**Problem requirements**: In the listing below, identify each line with the word "environment" and return those lines.
# start of Data for this task
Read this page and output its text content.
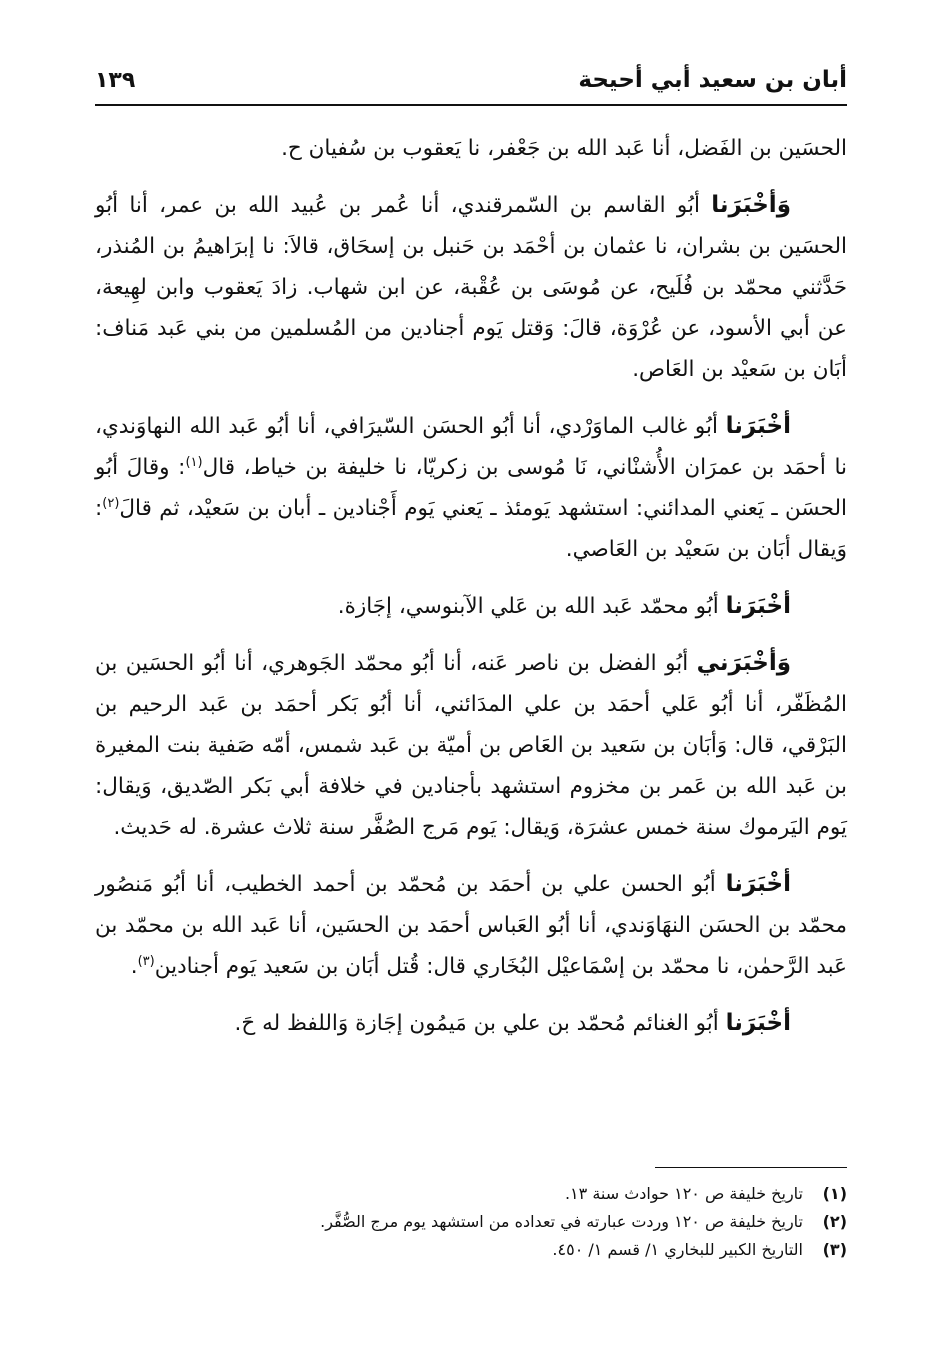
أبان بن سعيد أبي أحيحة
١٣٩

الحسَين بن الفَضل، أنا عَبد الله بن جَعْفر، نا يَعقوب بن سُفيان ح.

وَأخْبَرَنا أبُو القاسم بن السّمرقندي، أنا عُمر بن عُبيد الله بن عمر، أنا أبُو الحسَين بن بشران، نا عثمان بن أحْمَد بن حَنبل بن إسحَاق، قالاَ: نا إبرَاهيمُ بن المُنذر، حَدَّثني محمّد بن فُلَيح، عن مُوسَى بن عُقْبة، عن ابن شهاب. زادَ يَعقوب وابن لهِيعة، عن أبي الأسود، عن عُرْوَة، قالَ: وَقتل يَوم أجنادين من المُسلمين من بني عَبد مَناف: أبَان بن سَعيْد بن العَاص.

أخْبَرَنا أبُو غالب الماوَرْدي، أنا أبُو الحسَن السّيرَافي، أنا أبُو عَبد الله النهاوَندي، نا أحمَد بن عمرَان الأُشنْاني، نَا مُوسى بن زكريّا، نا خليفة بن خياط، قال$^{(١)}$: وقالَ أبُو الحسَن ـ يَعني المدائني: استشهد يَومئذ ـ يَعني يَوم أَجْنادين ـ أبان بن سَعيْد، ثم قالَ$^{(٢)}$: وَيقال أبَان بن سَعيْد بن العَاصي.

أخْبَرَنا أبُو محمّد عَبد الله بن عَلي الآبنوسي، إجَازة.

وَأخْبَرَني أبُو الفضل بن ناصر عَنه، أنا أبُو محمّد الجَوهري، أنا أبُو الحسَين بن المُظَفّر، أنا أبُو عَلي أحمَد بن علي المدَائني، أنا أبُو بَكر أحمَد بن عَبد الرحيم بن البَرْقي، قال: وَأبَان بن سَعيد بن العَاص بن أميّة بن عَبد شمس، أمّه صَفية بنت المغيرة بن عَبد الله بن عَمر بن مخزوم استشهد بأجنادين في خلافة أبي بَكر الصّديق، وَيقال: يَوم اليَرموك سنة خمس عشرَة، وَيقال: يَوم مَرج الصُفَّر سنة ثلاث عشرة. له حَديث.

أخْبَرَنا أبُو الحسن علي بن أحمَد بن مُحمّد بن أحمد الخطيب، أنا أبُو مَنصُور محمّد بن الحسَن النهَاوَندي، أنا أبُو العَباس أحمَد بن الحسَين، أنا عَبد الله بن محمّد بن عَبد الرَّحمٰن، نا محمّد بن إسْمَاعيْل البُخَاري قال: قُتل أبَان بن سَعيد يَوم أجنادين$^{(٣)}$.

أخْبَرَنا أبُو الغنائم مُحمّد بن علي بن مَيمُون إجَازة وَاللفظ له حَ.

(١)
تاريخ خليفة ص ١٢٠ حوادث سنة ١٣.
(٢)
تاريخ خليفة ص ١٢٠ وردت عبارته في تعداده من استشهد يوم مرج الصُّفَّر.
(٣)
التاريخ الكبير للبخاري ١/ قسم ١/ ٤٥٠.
# end of Data for this task
# start of Data for this task
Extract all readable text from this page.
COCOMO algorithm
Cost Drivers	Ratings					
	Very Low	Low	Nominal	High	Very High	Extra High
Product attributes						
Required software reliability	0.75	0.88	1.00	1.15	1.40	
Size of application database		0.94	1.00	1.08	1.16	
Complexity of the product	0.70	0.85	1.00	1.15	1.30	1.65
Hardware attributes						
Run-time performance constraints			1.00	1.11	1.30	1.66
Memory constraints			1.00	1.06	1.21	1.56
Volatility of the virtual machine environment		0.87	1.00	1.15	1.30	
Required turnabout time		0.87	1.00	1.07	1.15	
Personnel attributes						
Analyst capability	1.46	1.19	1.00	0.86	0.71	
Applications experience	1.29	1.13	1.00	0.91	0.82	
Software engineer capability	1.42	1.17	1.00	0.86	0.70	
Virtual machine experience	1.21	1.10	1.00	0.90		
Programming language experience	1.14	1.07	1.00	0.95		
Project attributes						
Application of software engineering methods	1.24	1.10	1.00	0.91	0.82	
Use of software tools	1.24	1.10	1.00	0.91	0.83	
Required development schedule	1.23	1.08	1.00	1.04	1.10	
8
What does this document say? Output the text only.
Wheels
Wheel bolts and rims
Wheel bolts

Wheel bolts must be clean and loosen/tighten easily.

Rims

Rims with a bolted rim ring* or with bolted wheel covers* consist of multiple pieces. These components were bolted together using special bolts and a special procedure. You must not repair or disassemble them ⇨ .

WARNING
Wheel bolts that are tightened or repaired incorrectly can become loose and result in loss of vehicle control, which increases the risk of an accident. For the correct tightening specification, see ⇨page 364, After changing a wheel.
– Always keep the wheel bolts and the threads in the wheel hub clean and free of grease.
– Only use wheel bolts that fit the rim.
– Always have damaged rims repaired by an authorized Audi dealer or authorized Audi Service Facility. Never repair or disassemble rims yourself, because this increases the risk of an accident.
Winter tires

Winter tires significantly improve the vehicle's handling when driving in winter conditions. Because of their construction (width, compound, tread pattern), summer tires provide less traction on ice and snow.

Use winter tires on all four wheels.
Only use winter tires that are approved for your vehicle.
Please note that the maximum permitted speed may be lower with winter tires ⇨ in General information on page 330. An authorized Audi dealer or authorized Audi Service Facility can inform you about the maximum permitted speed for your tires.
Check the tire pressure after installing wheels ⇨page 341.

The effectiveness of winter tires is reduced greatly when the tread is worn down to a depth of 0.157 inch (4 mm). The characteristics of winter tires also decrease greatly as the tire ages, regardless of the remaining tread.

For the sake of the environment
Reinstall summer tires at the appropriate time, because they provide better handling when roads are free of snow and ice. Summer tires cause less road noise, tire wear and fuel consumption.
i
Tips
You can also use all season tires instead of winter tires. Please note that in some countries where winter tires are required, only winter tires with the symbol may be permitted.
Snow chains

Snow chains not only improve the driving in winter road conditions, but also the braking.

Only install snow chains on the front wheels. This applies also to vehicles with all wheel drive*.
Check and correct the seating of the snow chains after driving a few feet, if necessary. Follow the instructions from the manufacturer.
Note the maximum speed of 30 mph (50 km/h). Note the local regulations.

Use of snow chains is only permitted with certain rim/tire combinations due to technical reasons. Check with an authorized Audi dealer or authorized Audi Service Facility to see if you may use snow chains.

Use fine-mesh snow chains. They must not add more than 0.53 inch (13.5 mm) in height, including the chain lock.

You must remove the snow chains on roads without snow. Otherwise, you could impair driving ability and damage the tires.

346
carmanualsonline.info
# end of Data for this task
**Worked solution**:
Volatility of the virtual machine environment		0.87	1.00	1.15	1.30	
For the sake of the environment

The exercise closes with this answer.